**STORED RECORDS**
====================
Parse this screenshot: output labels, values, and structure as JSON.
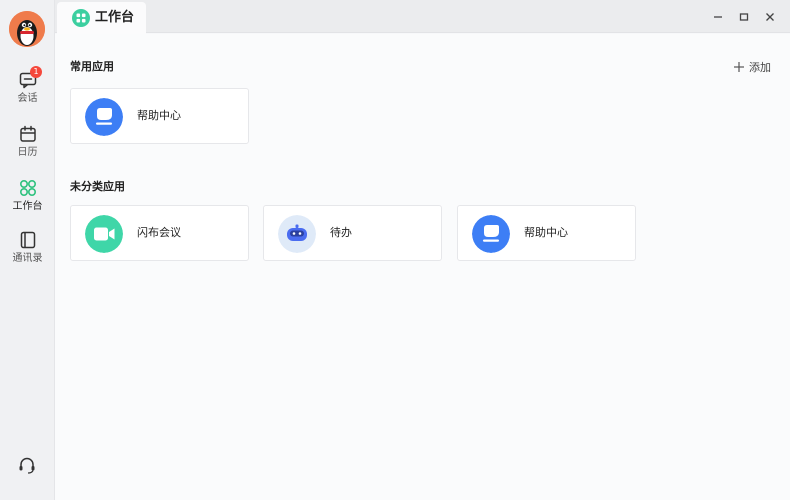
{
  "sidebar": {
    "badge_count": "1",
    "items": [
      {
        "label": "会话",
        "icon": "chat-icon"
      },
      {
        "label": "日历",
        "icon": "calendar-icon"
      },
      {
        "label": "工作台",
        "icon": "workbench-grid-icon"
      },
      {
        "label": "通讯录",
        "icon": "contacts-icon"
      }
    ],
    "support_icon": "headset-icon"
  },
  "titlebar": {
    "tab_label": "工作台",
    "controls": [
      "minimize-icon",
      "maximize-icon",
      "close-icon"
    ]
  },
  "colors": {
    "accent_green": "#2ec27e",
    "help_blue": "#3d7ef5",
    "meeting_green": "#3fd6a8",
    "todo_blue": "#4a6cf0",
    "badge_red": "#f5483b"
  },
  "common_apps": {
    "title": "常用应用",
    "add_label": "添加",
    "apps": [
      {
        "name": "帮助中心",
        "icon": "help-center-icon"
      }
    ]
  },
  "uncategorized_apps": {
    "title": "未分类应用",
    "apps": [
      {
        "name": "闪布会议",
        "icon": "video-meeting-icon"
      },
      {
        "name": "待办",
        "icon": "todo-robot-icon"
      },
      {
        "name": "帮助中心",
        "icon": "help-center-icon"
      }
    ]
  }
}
====================
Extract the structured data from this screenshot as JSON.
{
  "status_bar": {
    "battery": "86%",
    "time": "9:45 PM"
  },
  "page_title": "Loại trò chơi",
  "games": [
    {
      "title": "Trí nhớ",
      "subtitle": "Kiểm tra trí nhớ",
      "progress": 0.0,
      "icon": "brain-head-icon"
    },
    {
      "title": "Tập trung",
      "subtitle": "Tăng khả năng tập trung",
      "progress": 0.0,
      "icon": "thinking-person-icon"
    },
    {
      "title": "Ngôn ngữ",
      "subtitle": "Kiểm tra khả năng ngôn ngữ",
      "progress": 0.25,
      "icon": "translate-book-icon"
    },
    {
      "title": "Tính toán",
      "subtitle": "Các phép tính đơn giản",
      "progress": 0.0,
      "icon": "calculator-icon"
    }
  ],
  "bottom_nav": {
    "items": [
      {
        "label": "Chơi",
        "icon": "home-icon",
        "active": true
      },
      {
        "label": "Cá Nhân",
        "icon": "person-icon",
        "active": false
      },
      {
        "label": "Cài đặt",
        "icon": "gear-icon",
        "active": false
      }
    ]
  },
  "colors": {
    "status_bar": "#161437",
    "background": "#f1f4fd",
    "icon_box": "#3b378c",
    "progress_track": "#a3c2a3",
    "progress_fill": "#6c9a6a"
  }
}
====================
**WHAT IS EXPECTED**
Filter the entries above down to the lines containing the word "person".

**FULL RESPONSE**
      "icon": "thinking-person-icon"
        "icon": "person-icon",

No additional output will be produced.